- Raw data -
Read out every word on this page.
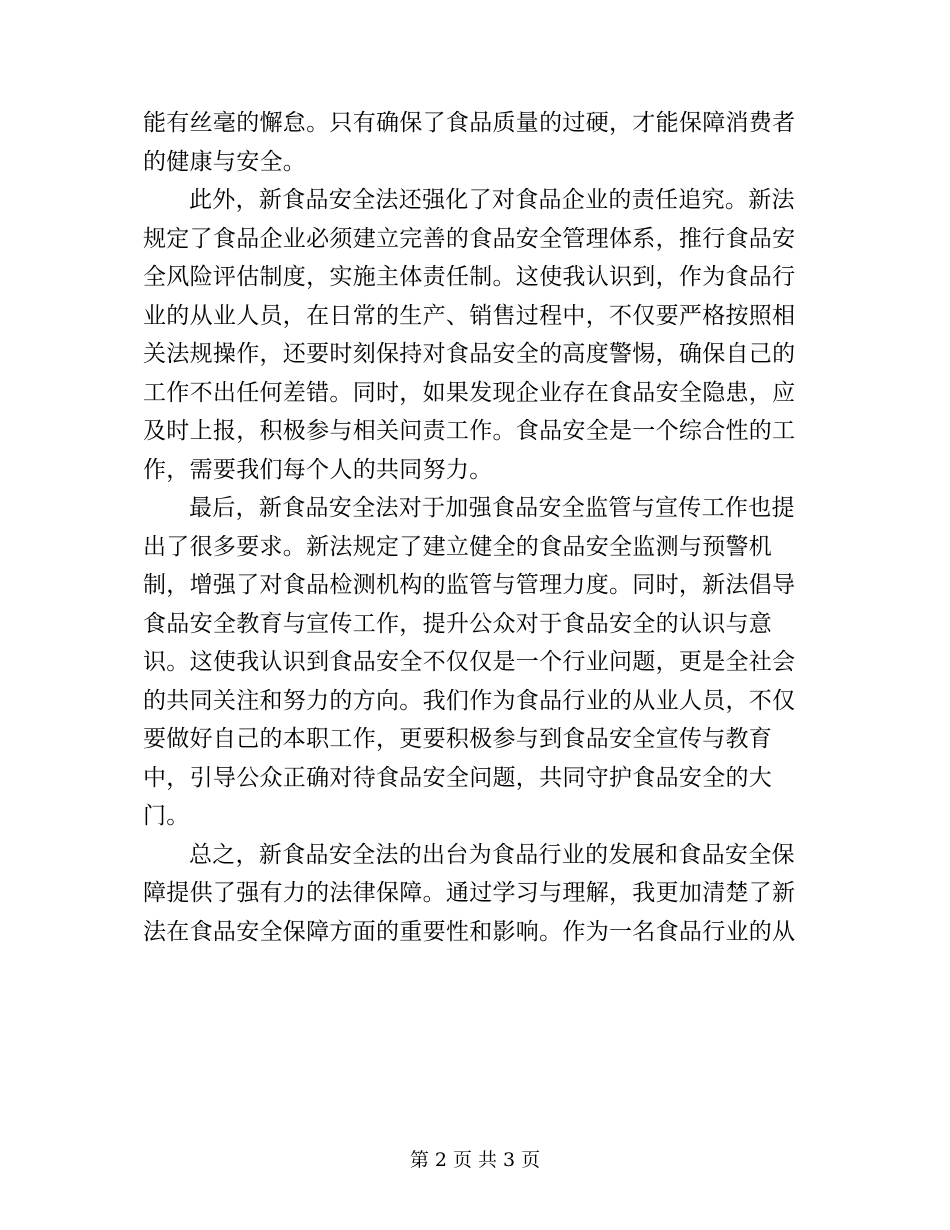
能有丝毫的懈怠。只有确保了食品质量的过硬，才能保障消费者
的健康与安全。
此外，新食品安全法还强化了对食品企业的责任追究。新法
规定了食品企业必须建立完善的食品安全管理体系，推行食品安
全风险评估制度，实施主体责任制。这使我认识到，作为食品行
业的从业人员，在日常的生产、销售过程中，不仅要严格按照相
关法规操作，还要时刻保持对食品安全的高度警惕，确保自己的
工作不出任何差错。同时，如果发现企业存在食品安全隐患，应
及时上报，积极参与相关问责工作。食品安全是一个综合性的工
作，需要我们每个人的共同努力。
最后，新食品安全法对于加强食品安全监管与宣传工作也提
出了很多要求。新法规定了建立健全的食品安全监测与预警机
制，增强了对食品检测机构的监管与管理力度。同时，新法倡导
食品安全教育与宣传工作，提升公众对于食品安全的认识与意
识。这使我认识到食品安全不仅仅是一个行业问题，更是全社会
的共同关注和努力的方向。我们作为食品行业的从业人员，不仅
要做好自己的本职工作，更要积极参与到食品安全宣传与教育
中，引导公众正确对待食品安全问题，共同守护食品安全的大
门。
总之，新食品安全法的出台为食品行业的发展和食品安全保
障提供了强有力的法律保障。通过学习与理解，我更加清楚了新
法在食品安全保障方面的重要性和影响。作为一名食品行业的从
第 2 页 共 3 页
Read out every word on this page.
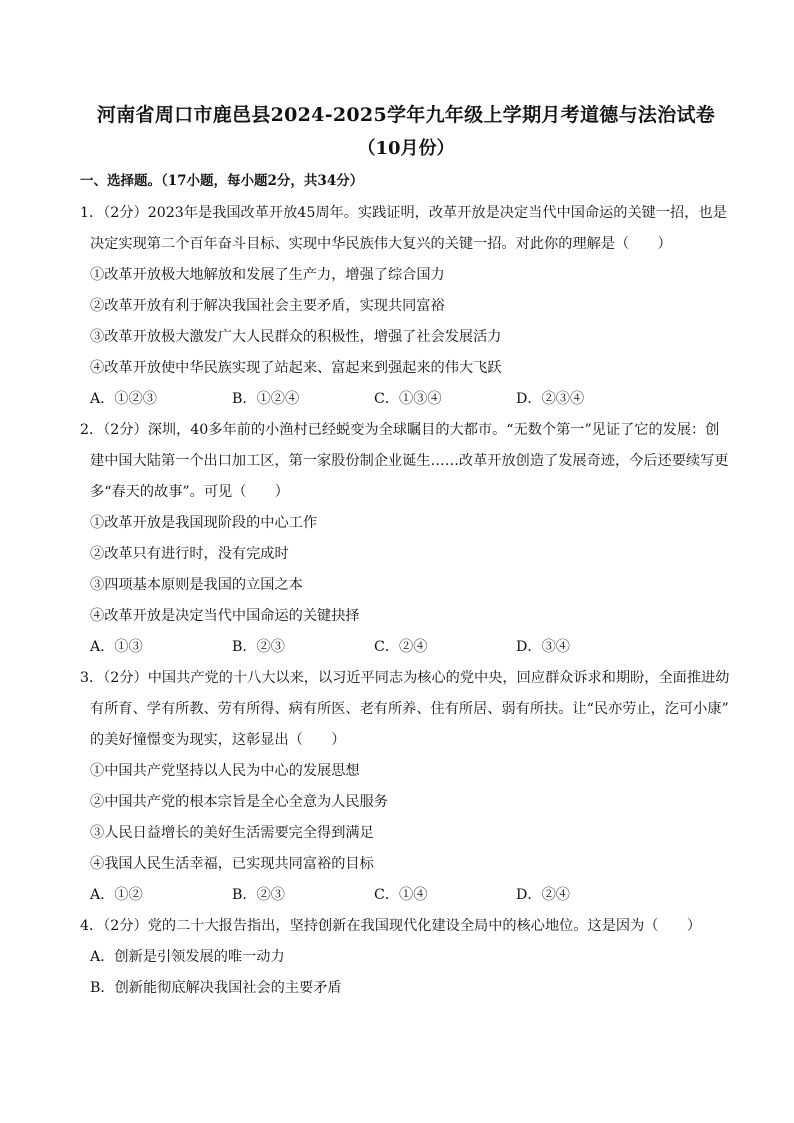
河南省周口市鹿邑县2024-2025学年九年级上学期月考道德与法治试卷
（10月份）
一、选择题。（17小题，每小题2分，共34分）
1．（2分）2023年是我国改革开放45周年。实践证明，改革开放是决定当代中国命运的关键一招，也是
决定实现第二个百年奋斗目标、实现中华民族伟大复兴的关键一招。对此你的理解是（　　）
①改革开放极大地解放和发展了生产力，增强了综合国力
②改革开放有利于解决我国社会主要矛盾，实现共同富裕
③改革开放极大激发广大人民群众的积极性，增强了社会发展活力
④改革开放使中华民族实现了站起来、富起来到强起来的伟大飞跃
A．①②③	B．①②④	C．①③④	D．②③④
2．（2分）深圳，40多年前的小渔村已经蜕变为全球瞩目的大都市。“无数个第一”见证了它的发展：创
建中国大陆第一个出口加工区，第一家股份制企业诞生……改革开放创造了发展奇迹，今后还要续写更
多“春天的故事”。可见（　　）
①改革开放是我国现阶段的中心工作
②改革只有进行时，没有完成时
③四项基本原则是我国的立国之本
④改革开放是决定当代中国命运的关键抉择
A．①③	B．②③	C．②④	D．③④
3．（2分）中国共产党的十八大以来，以习近平同志为核心的党中央，回应群众诉求和期盼，全面推进幼
有所育、学有所教、劳有所得、病有所医、老有所养、住有所居、弱有所扶。让“民亦劳止，汔可小康”
的美好憧憬变为现实，这彰显出（　　）
①中国共产党坚持以人民为中心的发展思想
②中国共产党的根本宗旨是全心全意为人民服务
③人民日益增长的美好生活需要完全得到满足
④我国人民生活幸福，已实现共同富裕的目标
A．①②	B．②③	C．①④	D．②④
4．（2分）党的二十大报告指出，坚持创新在我国现代化建设全局中的核心地位。这是因为（　　）
A．创新是引领发展的唯一动力
B．创新能彻底解决我国社会的主要矛盾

- Problem description -
Reproduce every entry exactly, but omit each picture.

- The reply -
Read out every word on this page.
能有丝毫的懈怠。只有确保了食品质量的过硬，才能保障消费者
的健康与安全。
此外，新食品安全法还强化了对食品企业的责任追究。新法
规定了食品企业必须建立完善的食品安全管理体系，推行食品安
全风险评估制度，实施主体责任制。这使我认识到，作为食品行
业的从业人员，在日常的生产、销售过程中，不仅要严格按照相
关法规操作，还要时刻保持对食品安全的高度警惕，确保自己的
工作不出任何差错。同时，如果发现企业存在食品安全隐患，应
及时上报，积极参与相关问责工作。食品安全是一个综合性的工
作，需要我们每个人的共同努力。
最后，新食品安全法对于加强食品安全监管与宣传工作也提
出了很多要求。新法规定了建立健全的食品安全监测与预警机
制，增强了对食品检测机构的监管与管理力度。同时，新法倡导
食品安全教育与宣传工作，提升公众对于食品安全的认识与意
识。这使我认识到食品安全不仅仅是一个行业问题，更是全社会
的共同关注和努力的方向。我们作为食品行业的从业人员，不仅
要做好自己的本职工作，更要积极参与到食品安全宣传与教育
中，引导公众正确对待食品安全问题，共同守护食品安全的大
门。
总之，新食品安全法的出台为食品行业的发展和食品安全保
障提供了强有力的法律保障。通过学习与理解，我更加清楚了新
法在食品安全保障方面的重要性和影响。作为一名食品行业的从
第 2 页 共 3 页
Read out every word on this page.
河南省周口市鹿邑县2024-2025学年九年级上学期月考道德与法治试卷
（10月份）
一、选择题。（17小题，每小题2分，共34分）
1．（2分）2023年是我国改革开放45周年。实践证明，改革开放是决定当代中国命运的关键一招，也是
决定实现第二个百年奋斗目标、实现中华民族伟大复兴的关键一招。对此你的理解是（　　）
①改革开放极大地解放和发展了生产力，增强了综合国力
②改革开放有利于解决我国社会主要矛盾，实现共同富裕
③改革开放极大激发广大人民群众的积极性，增强了社会发展活力
④改革开放使中华民族实现了站起来、富起来到强起来的伟大飞跃
A．①②③	B．①②④	C．①③④	D．②③④
2．（2分）深圳，40多年前的小渔村已经蜕变为全球瞩目的大都市。“无数个第一”见证了它的发展：创
建中国大陆第一个出口加工区，第一家股份制企业诞生……改革开放创造了发展奇迹，今后还要续写更
多“春天的故事”。可见（　　）
①改革开放是我国现阶段的中心工作
②改革只有进行时，没有完成时
③四项基本原则是我国的立国之本
④改革开放是决定当代中国命运的关键抉择
A．①③	B．②③	C．②④	D．③④
3．（2分）中国共产党的十八大以来，以习近平同志为核心的党中央，回应群众诉求和期盼，全面推进幼
有所育、学有所教、劳有所得、病有所医、老有所养、住有所居、弱有所扶。让“民亦劳止，汔可小康”
的美好憧憬变为现实，这彰显出（　　）
①中国共产党坚持以人民为中心的发展思想
②中国共产党的根本宗旨是全心全意为人民服务
③人民日益增长的美好生活需要完全得到满足
④我国人民生活幸福，已实现共同富裕的目标
A．①②	B．②③	C．①④	D．②④
4．（2分）党的二十大报告指出，坚持创新在我国现代化建设全局中的核心地位。这是因为（　　）
A．创新是引领发展的唯一动力
B．创新能彻底解决我国社会的主要矛盾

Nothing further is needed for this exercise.